Do this
Please write out the complete listing that follows, exactly as it reads.

Records for this task

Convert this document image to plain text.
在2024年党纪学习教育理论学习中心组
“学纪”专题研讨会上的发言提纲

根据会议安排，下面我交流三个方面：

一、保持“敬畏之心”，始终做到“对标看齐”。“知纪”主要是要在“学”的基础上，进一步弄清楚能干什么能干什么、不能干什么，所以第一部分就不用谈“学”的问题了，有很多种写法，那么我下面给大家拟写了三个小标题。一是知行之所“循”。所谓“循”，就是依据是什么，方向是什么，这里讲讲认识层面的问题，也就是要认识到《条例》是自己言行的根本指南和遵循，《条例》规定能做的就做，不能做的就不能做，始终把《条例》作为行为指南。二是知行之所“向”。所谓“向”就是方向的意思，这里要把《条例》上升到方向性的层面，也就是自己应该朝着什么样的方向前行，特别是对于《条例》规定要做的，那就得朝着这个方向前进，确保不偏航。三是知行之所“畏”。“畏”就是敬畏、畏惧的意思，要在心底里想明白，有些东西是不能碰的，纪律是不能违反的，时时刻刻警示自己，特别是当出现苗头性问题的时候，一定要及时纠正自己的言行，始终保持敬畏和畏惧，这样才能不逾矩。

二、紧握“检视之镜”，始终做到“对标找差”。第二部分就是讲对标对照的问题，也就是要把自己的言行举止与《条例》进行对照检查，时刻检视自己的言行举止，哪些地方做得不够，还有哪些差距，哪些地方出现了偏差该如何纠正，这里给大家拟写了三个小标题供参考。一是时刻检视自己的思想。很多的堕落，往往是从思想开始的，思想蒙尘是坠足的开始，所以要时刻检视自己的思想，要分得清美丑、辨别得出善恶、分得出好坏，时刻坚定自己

Solution for this problem
Convert this document image to plain text.
在2024年党纪学习教育理论学习中心组
“学纪”专题研讨会上的发言提纲

根据会议安排，下面我交流三个方面：

一、保持“敬畏之心”，始终做到“对标看齐”。“知纪”主要是要在“学”的基础上，进一步弄清楚能干什么能干什么、不能干什么，所以第一部分就不用谈“学”的问题了，有很多种写法，那么我下面给大家拟写了三个小标题。一是知行之所“循”。所谓“循”，就是依据是什么，方向是什么，这里讲讲认识层面的问题，也就是要认识到《条例》是自己言行的根本指南和遵循，《条例》规定能做的就做，不能做的就不能做，始终把《条例》作为行为指南。二是知行之所“向”。所谓“向”就是方向的意思，这里要把《条例》上升到方向性的层面，也就是自己应该朝着什么样的方向前行，特别是对于《条例》规定要做的，那就得朝着这个方向前进，确保不偏航。三是知行之所“畏”。“畏”就是敬畏、畏惧的意思，要在心底里想明白，有些东西是不能碰的，纪律是不能违反的，时时刻刻警示自己，特别是当出现苗头性问题的时候，一定要及时纠正自己的言行，始终保持敬畏和畏惧，这样才能不逾矩。

二、紧握“检视之镜”，始终做到“对标找差”。第二部分就是讲对标对照的问题，也就是要把自己的言行举止与《条例》进行对照检查，时刻检视自己的言行举止，哪些地方做得不够，还有哪些差距，哪些地方出现了偏差该如何纠正，这里给大家拟写了三个小标题供参考。一是时刻检视自己的思想。很多的堕落，往往是从思想开始的，思想蒙尘是坠足的开始，所以要时刻检视自己的思想，要分得清美丑、辨别得出善恶、分得出好坏，时刻坚定自己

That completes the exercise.